### What to produce
Wherever a line below holds the word "this", copy that line.

Dataset rows about figures:
* * * * * * * * *

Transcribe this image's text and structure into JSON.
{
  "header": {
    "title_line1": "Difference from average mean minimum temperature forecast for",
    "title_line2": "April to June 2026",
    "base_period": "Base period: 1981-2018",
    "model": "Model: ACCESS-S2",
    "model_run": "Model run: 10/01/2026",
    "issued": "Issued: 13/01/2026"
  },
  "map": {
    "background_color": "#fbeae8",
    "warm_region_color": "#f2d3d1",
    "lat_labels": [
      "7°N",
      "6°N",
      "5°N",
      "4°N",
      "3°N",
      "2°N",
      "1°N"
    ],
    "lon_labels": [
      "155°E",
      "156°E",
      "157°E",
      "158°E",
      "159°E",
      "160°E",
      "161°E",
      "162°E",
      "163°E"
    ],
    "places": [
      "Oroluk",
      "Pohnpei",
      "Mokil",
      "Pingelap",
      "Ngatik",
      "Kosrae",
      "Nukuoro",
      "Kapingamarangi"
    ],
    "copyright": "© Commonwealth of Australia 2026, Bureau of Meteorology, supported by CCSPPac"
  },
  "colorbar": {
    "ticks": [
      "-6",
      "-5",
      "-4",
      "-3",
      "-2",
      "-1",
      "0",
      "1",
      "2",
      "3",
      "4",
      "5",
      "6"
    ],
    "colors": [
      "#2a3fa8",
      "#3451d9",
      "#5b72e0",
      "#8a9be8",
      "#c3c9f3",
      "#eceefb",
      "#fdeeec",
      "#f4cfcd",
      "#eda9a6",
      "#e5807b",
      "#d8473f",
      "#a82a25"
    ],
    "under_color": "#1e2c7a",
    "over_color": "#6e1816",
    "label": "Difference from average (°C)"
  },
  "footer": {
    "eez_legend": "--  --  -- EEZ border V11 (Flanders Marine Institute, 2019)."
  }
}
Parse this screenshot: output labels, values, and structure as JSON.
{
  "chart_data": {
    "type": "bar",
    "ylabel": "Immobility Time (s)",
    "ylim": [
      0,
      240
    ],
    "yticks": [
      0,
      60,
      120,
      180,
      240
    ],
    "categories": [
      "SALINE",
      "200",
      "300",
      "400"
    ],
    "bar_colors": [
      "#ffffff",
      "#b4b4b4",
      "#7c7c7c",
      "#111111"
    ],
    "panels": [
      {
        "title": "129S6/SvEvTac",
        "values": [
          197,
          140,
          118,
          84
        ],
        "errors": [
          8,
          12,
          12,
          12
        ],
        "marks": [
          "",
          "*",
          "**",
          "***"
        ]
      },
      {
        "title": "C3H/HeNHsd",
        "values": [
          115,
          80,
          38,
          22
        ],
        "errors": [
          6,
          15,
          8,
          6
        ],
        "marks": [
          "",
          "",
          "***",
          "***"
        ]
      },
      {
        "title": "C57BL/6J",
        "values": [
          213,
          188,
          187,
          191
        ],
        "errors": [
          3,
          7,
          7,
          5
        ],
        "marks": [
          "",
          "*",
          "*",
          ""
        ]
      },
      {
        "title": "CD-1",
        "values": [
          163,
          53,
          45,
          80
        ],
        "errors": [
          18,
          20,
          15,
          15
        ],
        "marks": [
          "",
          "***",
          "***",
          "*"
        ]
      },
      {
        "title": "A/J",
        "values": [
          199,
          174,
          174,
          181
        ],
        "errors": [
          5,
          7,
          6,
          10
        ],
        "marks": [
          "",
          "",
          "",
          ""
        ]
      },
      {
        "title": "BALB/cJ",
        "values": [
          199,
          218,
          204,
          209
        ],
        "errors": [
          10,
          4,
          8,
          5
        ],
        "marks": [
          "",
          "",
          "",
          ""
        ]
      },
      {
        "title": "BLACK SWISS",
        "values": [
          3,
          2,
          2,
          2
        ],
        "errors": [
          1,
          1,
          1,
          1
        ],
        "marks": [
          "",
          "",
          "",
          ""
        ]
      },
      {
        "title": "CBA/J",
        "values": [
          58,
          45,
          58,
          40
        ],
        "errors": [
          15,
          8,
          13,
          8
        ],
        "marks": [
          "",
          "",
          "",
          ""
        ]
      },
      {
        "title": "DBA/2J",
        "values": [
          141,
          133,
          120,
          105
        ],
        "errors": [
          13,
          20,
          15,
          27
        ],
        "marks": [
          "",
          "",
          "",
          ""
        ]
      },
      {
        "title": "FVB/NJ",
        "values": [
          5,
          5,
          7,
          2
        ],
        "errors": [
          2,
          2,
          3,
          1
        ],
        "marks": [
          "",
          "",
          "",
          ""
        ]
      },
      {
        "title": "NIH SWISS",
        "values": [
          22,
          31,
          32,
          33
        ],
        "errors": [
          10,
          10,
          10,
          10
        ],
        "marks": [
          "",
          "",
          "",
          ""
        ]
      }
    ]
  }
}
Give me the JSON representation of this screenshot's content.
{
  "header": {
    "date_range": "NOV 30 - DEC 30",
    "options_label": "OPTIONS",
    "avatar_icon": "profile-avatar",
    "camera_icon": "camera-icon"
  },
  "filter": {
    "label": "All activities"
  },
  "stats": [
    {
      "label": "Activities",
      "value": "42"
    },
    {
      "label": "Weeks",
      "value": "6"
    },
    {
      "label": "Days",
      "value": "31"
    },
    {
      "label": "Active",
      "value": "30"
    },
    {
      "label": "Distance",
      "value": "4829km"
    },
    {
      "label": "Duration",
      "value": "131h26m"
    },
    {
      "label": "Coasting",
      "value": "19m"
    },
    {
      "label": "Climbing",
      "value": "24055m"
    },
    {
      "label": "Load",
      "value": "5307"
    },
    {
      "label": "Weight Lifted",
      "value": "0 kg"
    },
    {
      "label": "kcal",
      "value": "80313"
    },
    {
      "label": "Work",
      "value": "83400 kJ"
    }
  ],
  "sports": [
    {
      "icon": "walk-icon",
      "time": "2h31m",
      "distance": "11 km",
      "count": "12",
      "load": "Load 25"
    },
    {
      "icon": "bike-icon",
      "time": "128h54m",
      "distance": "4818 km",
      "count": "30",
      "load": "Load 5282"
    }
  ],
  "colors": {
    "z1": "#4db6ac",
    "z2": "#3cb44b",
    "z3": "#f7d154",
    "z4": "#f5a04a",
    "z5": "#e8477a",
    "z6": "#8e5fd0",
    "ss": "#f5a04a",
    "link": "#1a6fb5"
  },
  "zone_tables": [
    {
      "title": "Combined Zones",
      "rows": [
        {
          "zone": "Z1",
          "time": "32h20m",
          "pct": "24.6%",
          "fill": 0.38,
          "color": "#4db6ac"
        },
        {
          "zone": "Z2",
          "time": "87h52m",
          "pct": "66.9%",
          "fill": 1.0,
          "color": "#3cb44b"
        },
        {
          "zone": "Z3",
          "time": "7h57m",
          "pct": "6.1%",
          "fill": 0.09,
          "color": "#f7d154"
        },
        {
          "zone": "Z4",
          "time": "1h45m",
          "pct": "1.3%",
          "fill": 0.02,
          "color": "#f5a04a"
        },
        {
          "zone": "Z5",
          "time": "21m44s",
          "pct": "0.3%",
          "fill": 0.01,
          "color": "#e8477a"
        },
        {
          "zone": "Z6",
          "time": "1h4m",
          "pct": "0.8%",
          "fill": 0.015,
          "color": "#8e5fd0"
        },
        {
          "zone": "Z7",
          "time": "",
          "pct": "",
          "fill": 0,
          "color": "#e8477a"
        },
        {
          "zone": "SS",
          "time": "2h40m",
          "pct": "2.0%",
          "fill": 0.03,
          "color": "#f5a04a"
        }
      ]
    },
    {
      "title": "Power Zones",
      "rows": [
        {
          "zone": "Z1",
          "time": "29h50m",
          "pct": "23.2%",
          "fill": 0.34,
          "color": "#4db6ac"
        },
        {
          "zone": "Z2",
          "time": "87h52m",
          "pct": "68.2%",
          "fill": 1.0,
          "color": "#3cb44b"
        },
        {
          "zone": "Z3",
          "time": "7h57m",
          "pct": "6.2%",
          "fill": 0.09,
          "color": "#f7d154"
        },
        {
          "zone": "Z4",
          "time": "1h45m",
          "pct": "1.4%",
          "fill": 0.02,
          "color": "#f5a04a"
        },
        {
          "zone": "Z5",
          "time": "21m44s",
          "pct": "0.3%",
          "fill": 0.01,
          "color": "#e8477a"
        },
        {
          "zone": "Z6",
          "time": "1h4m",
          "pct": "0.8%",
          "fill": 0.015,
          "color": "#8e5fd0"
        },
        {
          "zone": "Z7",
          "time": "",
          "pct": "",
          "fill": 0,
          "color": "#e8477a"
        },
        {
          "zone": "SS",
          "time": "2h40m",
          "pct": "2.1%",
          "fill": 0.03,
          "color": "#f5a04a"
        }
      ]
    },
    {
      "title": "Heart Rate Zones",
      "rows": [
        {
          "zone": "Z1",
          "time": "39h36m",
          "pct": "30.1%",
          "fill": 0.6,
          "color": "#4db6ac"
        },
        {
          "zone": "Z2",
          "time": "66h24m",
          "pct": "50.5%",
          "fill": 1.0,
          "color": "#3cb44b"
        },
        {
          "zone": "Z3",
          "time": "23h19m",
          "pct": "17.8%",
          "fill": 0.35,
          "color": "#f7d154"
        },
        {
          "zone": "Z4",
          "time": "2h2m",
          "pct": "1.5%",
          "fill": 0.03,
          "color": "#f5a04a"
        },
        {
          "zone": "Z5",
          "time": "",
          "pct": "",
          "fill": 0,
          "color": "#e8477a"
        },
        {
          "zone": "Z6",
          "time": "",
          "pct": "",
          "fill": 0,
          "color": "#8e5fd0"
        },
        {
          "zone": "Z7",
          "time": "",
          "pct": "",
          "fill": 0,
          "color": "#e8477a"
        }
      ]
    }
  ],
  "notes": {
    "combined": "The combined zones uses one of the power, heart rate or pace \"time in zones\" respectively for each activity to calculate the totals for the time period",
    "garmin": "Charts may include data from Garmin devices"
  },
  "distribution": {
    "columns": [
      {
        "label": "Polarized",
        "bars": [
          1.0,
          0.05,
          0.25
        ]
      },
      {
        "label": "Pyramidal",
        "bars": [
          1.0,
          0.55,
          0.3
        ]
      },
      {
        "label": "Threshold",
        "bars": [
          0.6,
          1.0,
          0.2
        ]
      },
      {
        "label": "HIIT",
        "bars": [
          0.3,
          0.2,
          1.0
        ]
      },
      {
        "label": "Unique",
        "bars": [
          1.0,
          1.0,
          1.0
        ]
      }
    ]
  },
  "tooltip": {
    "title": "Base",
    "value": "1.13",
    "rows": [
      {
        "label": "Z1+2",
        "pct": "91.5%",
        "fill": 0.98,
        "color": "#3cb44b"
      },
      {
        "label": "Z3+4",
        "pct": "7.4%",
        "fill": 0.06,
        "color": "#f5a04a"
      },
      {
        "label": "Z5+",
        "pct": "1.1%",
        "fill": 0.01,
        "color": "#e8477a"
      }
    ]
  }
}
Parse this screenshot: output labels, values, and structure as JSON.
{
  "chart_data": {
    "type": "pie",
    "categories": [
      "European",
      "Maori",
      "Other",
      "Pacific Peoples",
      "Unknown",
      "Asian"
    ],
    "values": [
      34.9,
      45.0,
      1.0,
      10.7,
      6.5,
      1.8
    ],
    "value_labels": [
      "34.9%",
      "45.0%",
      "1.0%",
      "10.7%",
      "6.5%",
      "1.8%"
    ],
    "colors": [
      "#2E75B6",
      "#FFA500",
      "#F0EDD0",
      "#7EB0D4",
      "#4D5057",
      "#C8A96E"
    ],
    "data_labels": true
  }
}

* * * * * * * * *

### Full answer
Transcribe this image's text and structure into JSON.
Parse this screenshot: output labels, values, and structure as JSON.
Give me the JSON representation of this screenshot's content.
Parse this screenshot: output labels, values, and structure as JSON.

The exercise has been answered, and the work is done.